▶ _DATA EXCERPTS_:
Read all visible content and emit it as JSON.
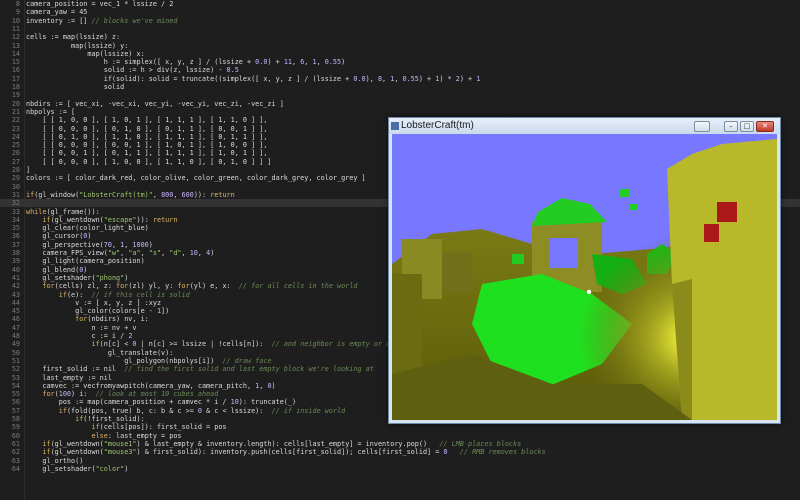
{
  "editor": {
    "current_line": 32,
    "lines": [
      {
        "n": "8",
        "t": [
          [
            "camera_position = vec_1 * lssize / 2",
            "var"
          ]
        ]
      },
      {
        "n": "9",
        "t": [
          [
            "camera_yaw = 45",
            "var"
          ]
        ]
      },
      {
        "n": "10",
        "t": [
          [
            "inventory := [] ",
            "var"
          ],
          [
            "// blocks we've mined",
            "cmt"
          ]
        ]
      },
      {
        "n": "11",
        "t": []
      },
      {
        "n": "12",
        "t": [
          [
            "cells := map(lssize) z:",
            "var"
          ]
        ]
      },
      {
        "n": "13",
        "t": [
          [
            "           map(lssize) y:",
            "var"
          ]
        ]
      },
      {
        "n": "14",
        "t": [
          [
            "               map(lssize) x:",
            "var"
          ]
        ]
      },
      {
        "n": "15",
        "t": [
          [
            "                   h := simplex([ x, y, z ] / (lssize + ",
            "var"
          ],
          [
            "0.0",
            "num"
          ],
          [
            ") + ",
            "var"
          ],
          [
            "11",
            "num"
          ],
          [
            ", ",
            "var"
          ],
          [
            "6",
            "num"
          ],
          [
            ", ",
            "var"
          ],
          [
            "1",
            "num"
          ],
          [
            ", ",
            "var"
          ],
          [
            "0.55",
            "num"
          ],
          [
            ")",
            "var"
          ]
        ]
      },
      {
        "n": "16",
        "t": [
          [
            "                   solid := h > div(z, lssize) - ",
            "var"
          ],
          [
            "0.5",
            "num"
          ]
        ]
      },
      {
        "n": "17",
        "t": [
          [
            "                   if(solid): solid = truncate((simplex([ x, y, z ] / (lssize + ",
            "var"
          ],
          [
            "0.0",
            "num"
          ],
          [
            "), ",
            "var"
          ],
          [
            "8",
            "num"
          ],
          [
            ", ",
            "var"
          ],
          [
            "1",
            "num"
          ],
          [
            ", ",
            "var"
          ],
          [
            "0.55",
            "num"
          ],
          [
            ") + ",
            "var"
          ],
          [
            "1",
            "num"
          ],
          [
            ") * ",
            "var"
          ],
          [
            "2",
            "num"
          ],
          [
            ") + ",
            "var"
          ],
          [
            "1",
            "num"
          ]
        ]
      },
      {
        "n": "18",
        "t": [
          [
            "                   solid",
            "var"
          ]
        ]
      },
      {
        "n": "19",
        "t": []
      },
      {
        "n": "20",
        "t": [
          [
            "nbdirs := [ vec_xi, -vec_xi, vec_yi, -vec_yi, vec_zi, -vec_zi ]",
            "var"
          ]
        ]
      },
      {
        "n": "21",
        "t": [
          [
            "nbpolys := [",
            "var"
          ]
        ]
      },
      {
        "n": "22",
        "t": [
          [
            "    [ [ 1, 0, 0 ], [ 1, 0, 1 ], [ 1, 1, 1 ], [ 1, 1, 0 ] ],",
            "var"
          ]
        ]
      },
      {
        "n": "23",
        "t": [
          [
            "    [ [ 0, 0, 0 ], [ 0, 1, 0 ], [ 0, 1, 1 ], [ 0, 0, 1 ] ],",
            "var"
          ]
        ]
      },
      {
        "n": "24",
        "t": [
          [
            "    [ [ 0, 1, 0 ], [ 1, 1, 0 ], [ 1, 1, 1 ], [ 0, 1, 1 ] ],",
            "var"
          ]
        ]
      },
      {
        "n": "25",
        "t": [
          [
            "    [ [ 0, 0, 0 ], [ 0, 0, 1 ], [ 1, 0, 1 ], [ 1, 0, 0 ] ],",
            "var"
          ]
        ]
      },
      {
        "n": "26",
        "t": [
          [
            "    [ [ 0, 0, 1 ], [ 0, 1, 1 ], [ 1, 1, 1 ], [ 1, 0, 1 ] ],",
            "var"
          ]
        ]
      },
      {
        "n": "27",
        "t": [
          [
            "    [ [ 0, 0, 0 ], [ 1, 0, 0 ], [ 1, 1, 0 ], [ 0, 1, 0 ] ] ]",
            "var"
          ]
        ]
      },
      {
        "n": "28",
        "t": [
          [
            "]",
            "var"
          ]
        ]
      },
      {
        "n": "29",
        "t": [
          [
            "colors := [ color_dark_red, color_olive, color_green, color_dark_grey, color_grey ]",
            "var"
          ]
        ]
      },
      {
        "n": "30",
        "t": []
      },
      {
        "n": "31",
        "t": [
          [
            "if",
            "kw"
          ],
          [
            "(gl_window(",
            "var"
          ],
          [
            "\"LobsterCraft(tm)\"",
            "str"
          ],
          [
            ", ",
            "var"
          ],
          [
            "800",
            "num"
          ],
          [
            ", ",
            "var"
          ],
          [
            "600",
            "num"
          ],
          [
            ")): ",
            "var"
          ],
          [
            "return",
            "kw"
          ]
        ]
      },
      {
        "n": "32",
        "t": []
      },
      {
        "n": "33",
        "t": [
          [
            "while",
            "kw"
          ],
          [
            "(gl_frame()):",
            "var"
          ]
        ]
      },
      {
        "n": "34",
        "t": [
          [
            "    ",
            "var"
          ],
          [
            "if",
            "kw"
          ],
          [
            "(gl_wentdown(",
            "var"
          ],
          [
            "\"escape\"",
            "str"
          ],
          [
            ")): ",
            "var"
          ],
          [
            "return",
            "kw"
          ]
        ]
      },
      {
        "n": "35",
        "t": [
          [
            "    gl_clear(color_light_blue)",
            "var"
          ]
        ]
      },
      {
        "n": "36",
        "t": [
          [
            "    gl_cursor(",
            "var"
          ],
          [
            "0",
            "num"
          ],
          [
            ")",
            "var"
          ]
        ]
      },
      {
        "n": "37",
        "t": [
          [
            "    gl_perspective(",
            "var"
          ],
          [
            "70",
            "num"
          ],
          [
            ", ",
            "var"
          ],
          [
            "1",
            "num"
          ],
          [
            ", ",
            "var"
          ],
          [
            "1000",
            "num"
          ],
          [
            ")",
            "var"
          ]
        ]
      },
      {
        "n": "38",
        "t": [
          [
            "    camera_FPS_view(",
            "var"
          ],
          [
            "\"w\"",
            "str"
          ],
          [
            ", ",
            "var"
          ],
          [
            "\"a\"",
            "str"
          ],
          [
            ", ",
            "var"
          ],
          [
            "\"s\"",
            "str"
          ],
          [
            ", ",
            "var"
          ],
          [
            "\"d\"",
            "str"
          ],
          [
            ", ",
            "var"
          ],
          [
            "10",
            "num"
          ],
          [
            ", ",
            "var"
          ],
          [
            "4",
            "num"
          ],
          [
            ")",
            "var"
          ]
        ]
      },
      {
        "n": "39",
        "t": [
          [
            "    gl_light(camera_position)",
            "var"
          ]
        ]
      },
      {
        "n": "40",
        "t": [
          [
            "    gl_blend(",
            "var"
          ],
          [
            "0",
            "num"
          ],
          [
            ")",
            "var"
          ]
        ]
      },
      {
        "n": "41",
        "t": [
          [
            "    gl_setshader(",
            "var"
          ],
          [
            "\"phong\"",
            "str"
          ],
          [
            ")",
            "var"
          ]
        ]
      },
      {
        "n": "42",
        "t": [
          [
            "    ",
            "var"
          ],
          [
            "for",
            "kw"
          ],
          [
            "(cells) zl, z: ",
            "var"
          ],
          [
            "for",
            "kw"
          ],
          [
            "(zl) yl, y: ",
            "var"
          ],
          [
            "for",
            "kw"
          ],
          [
            "(yl) e, x:  ",
            "var"
          ],
          [
            "// for all cells in the world",
            "cmt"
          ]
        ]
      },
      {
        "n": "43",
        "t": [
          [
            "        ",
            "var"
          ],
          [
            "if",
            "kw"
          ],
          [
            "(e):  ",
            "var"
          ],
          [
            "// if this cell is solid",
            "cmt"
          ]
        ]
      },
      {
        "n": "44",
        "t": [
          [
            "            v := [ x, y, z ] :xyz",
            "var"
          ]
        ]
      },
      {
        "n": "45",
        "t": [
          [
            "            gl_color(colors[e - ",
            "var"
          ],
          [
            "1",
            "num"
          ],
          [
            "])",
            "var"
          ]
        ]
      },
      {
        "n": "46",
        "t": [
          [
            "            ",
            "var"
          ],
          [
            "for",
            "kw"
          ],
          [
            "(nbdirs) nv, i:",
            "var"
          ]
        ]
      },
      {
        "n": "47",
        "t": [
          [
            "                n := nv + v",
            "var"
          ]
        ]
      },
      {
        "n": "48",
        "t": [
          [
            "                c := i / ",
            "var"
          ],
          [
            "2",
            "num"
          ]
        ]
      },
      {
        "n": "49",
        "t": [
          [
            "                ",
            "var"
          ],
          [
            "if",
            "kw"
          ],
          [
            "(n[c] < ",
            "var"
          ],
          [
            "0",
            "num"
          ],
          [
            " | n[c] >= lssize | !cells[n]):  ",
            "var"
          ],
          [
            "// and neighbor is empty or outside the world",
            "cmt"
          ]
        ]
      },
      {
        "n": "50",
        "t": [
          [
            "                    gl_translate(v):",
            "var"
          ]
        ]
      },
      {
        "n": "51",
        "t": [
          [
            "                        gl_polygon(nbpolys[i])  ",
            "var"
          ],
          [
            "// draw face",
            "cmt"
          ]
        ]
      },
      {
        "n": "52",
        "t": [
          [
            "    first_solid := nil  ",
            "var"
          ],
          [
            "// find the first solid and last empty block we're looking at",
            "cmt"
          ]
        ]
      },
      {
        "n": "53",
        "t": [
          [
            "    last_empty := nil",
            "var"
          ]
        ]
      },
      {
        "n": "54",
        "t": [
          [
            "    camvec := vecfromyawpitch(camera_yaw, camera_pitch, ",
            "var"
          ],
          [
            "1",
            "num"
          ],
          [
            ", ",
            "var"
          ],
          [
            "0",
            "num"
          ],
          [
            ")",
            "var"
          ]
        ]
      },
      {
        "n": "55",
        "t": [
          [
            "    ",
            "var"
          ],
          [
            "for",
            "kw"
          ],
          [
            "(",
            "var"
          ],
          [
            "100",
            "num"
          ],
          [
            ") i:  ",
            "var"
          ],
          [
            "// look at most 10 cubes ahead",
            "cmt"
          ]
        ]
      },
      {
        "n": "56",
        "t": [
          [
            "        pos := map(camera_position + camvec * i / ",
            "var"
          ],
          [
            "10",
            "num"
          ],
          [
            "): truncate(_)",
            "var"
          ]
        ]
      },
      {
        "n": "57",
        "t": [
          [
            "        ",
            "var"
          ],
          [
            "if",
            "kw"
          ],
          [
            "(fold(pos, true) b, c: b & c >= ",
            "var"
          ],
          [
            "0",
            "num"
          ],
          [
            " & c < lssize):  ",
            "var"
          ],
          [
            "// if inside world",
            "cmt"
          ]
        ]
      },
      {
        "n": "58",
        "t": [
          [
            "            ",
            "var"
          ],
          [
            "if",
            "kw"
          ],
          [
            "(!first_solid):",
            "var"
          ]
        ]
      },
      {
        "n": "59",
        "t": [
          [
            "                ",
            "var"
          ],
          [
            "if",
            "kw"
          ],
          [
            "(cells[pos]): first_solid = pos",
            "var"
          ]
        ]
      },
      {
        "n": "60",
        "t": [
          [
            "                ",
            "var"
          ],
          [
            "else",
            "kw"
          ],
          [
            ": last_empty = pos",
            "var"
          ]
        ]
      },
      {
        "n": "61",
        "t": [
          [
            "    ",
            "var"
          ],
          [
            "if",
            "kw"
          ],
          [
            "(gl_wentdown(",
            "var"
          ],
          [
            "\"mouse1\"",
            "str"
          ],
          [
            ") & last_empty & inventory.length): cells[last_empty] = inventory.pop()   ",
            "var"
          ],
          [
            "// LMB places blocks",
            "cmt"
          ]
        ]
      },
      {
        "n": "62",
        "t": [
          [
            "    ",
            "var"
          ],
          [
            "if",
            "kw"
          ],
          [
            "(gl_wentdown(",
            "var"
          ],
          [
            "\"mouse3\"",
            "str"
          ],
          [
            ") & first_solid): inventory.push(cells[first_solid]); cells[first_solid] = ",
            "var"
          ],
          [
            "0",
            "num"
          ],
          [
            "   ",
            "var"
          ],
          [
            "// RMB removes blocks",
            "cmt"
          ]
        ]
      },
      {
        "n": "63",
        "t": [
          [
            "    gl_ortho()",
            "var"
          ]
        ]
      },
      {
        "n": "64",
        "t": [
          [
            "    gl_setshader(",
            "var"
          ],
          [
            "\"color\"",
            "str"
          ],
          [
            ")",
            "var"
          ]
        ]
      }
    ]
  },
  "window": {
    "title": "LobsterCraft(tm)",
    "min_label": "–",
    "max_label": "□",
    "close_label": "✕",
    "sky_color": "#7777ff"
  },
  "icons": [
    "app-icon",
    "minimize-icon",
    "maximize-icon",
    "close-icon",
    "crosshair-icon"
  ]
}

▶ _GOAL OF THE EXERCISE_:
Each line containing the word "simplex" needs to be copied from the data above.

▶ _ANSWER BELOW_:
            "                   h := simplex([ x, y, z ] / (lssize + ",
            "                   if(solid): solid = truncate((simplex([ x, y, z ] / (lssize + ",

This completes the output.